• DATASET ENTRIES:
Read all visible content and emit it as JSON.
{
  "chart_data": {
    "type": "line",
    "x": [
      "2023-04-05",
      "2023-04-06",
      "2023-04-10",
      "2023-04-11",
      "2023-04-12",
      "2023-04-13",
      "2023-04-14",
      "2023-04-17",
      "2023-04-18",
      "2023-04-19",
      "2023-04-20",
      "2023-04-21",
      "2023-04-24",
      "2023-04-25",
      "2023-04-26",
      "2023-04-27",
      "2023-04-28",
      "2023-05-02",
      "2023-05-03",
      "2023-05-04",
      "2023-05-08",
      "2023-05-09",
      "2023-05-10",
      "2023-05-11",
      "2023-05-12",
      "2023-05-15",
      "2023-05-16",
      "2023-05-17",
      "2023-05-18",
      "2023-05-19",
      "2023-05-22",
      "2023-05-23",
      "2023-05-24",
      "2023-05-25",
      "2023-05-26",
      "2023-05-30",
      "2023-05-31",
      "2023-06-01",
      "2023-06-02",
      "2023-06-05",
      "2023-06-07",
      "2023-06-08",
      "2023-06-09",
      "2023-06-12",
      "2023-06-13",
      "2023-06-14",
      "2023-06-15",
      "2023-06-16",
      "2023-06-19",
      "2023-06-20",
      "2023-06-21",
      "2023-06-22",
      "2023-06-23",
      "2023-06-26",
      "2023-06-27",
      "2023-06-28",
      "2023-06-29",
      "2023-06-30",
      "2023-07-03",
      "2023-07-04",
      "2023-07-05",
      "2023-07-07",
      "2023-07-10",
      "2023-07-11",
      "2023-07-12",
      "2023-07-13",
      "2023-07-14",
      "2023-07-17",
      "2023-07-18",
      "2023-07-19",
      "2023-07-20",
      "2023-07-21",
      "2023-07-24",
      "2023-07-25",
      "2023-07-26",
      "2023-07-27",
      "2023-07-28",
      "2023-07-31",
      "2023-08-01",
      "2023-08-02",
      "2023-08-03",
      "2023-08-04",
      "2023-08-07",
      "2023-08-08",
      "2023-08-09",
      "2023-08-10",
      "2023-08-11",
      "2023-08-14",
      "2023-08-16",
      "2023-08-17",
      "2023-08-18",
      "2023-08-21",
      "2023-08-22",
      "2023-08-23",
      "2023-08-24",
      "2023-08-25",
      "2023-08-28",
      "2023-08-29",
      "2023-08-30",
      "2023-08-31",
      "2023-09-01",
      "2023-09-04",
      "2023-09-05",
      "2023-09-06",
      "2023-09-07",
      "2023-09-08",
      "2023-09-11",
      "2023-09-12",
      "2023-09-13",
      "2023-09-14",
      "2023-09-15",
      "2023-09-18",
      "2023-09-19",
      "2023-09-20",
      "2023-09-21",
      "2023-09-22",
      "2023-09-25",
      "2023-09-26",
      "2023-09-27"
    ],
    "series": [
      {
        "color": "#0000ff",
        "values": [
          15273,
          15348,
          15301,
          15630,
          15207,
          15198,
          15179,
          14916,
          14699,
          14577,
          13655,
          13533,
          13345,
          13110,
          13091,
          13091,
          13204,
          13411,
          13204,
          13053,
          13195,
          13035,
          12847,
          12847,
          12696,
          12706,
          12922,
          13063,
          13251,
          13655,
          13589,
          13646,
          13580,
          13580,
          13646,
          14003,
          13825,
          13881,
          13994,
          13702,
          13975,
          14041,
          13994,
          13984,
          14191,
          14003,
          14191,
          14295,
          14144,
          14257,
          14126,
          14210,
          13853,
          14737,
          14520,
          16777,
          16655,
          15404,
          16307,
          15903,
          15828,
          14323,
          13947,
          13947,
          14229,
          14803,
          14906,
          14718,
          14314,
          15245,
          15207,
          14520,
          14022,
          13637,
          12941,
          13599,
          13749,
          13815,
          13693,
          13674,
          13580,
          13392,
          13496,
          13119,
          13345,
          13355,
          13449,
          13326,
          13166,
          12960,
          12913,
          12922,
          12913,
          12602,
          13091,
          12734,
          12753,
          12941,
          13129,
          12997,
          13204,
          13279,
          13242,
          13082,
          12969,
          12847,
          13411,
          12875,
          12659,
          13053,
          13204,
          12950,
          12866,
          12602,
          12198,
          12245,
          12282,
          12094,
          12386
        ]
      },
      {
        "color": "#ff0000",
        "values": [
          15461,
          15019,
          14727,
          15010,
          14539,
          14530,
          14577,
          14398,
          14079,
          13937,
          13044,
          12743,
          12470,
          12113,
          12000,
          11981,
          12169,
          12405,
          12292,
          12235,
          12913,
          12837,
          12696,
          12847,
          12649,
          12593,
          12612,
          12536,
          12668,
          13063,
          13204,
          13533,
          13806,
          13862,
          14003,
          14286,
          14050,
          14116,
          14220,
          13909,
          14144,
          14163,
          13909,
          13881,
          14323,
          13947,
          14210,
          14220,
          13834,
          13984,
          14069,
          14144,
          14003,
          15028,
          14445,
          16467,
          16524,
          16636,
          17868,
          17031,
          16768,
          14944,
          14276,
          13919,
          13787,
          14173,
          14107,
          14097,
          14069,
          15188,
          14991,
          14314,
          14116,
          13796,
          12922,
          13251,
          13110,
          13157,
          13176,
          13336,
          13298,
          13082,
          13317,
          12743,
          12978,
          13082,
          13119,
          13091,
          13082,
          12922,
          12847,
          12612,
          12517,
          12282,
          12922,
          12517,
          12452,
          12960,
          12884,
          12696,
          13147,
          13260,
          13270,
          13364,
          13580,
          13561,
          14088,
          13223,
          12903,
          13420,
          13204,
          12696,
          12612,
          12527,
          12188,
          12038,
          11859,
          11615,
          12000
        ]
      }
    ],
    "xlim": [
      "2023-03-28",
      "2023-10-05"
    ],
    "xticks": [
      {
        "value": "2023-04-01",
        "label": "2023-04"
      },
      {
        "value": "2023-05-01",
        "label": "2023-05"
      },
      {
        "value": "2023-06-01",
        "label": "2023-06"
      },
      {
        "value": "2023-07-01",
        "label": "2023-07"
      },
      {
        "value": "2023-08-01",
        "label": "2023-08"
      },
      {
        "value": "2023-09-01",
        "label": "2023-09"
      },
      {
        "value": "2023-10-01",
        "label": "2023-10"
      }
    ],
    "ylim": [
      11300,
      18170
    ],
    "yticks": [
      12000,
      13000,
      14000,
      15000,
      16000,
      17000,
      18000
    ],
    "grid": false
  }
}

• SET TASK: Write down only the number of lines that contain the string "label" in the listing.

• WORKED ANSWER: 7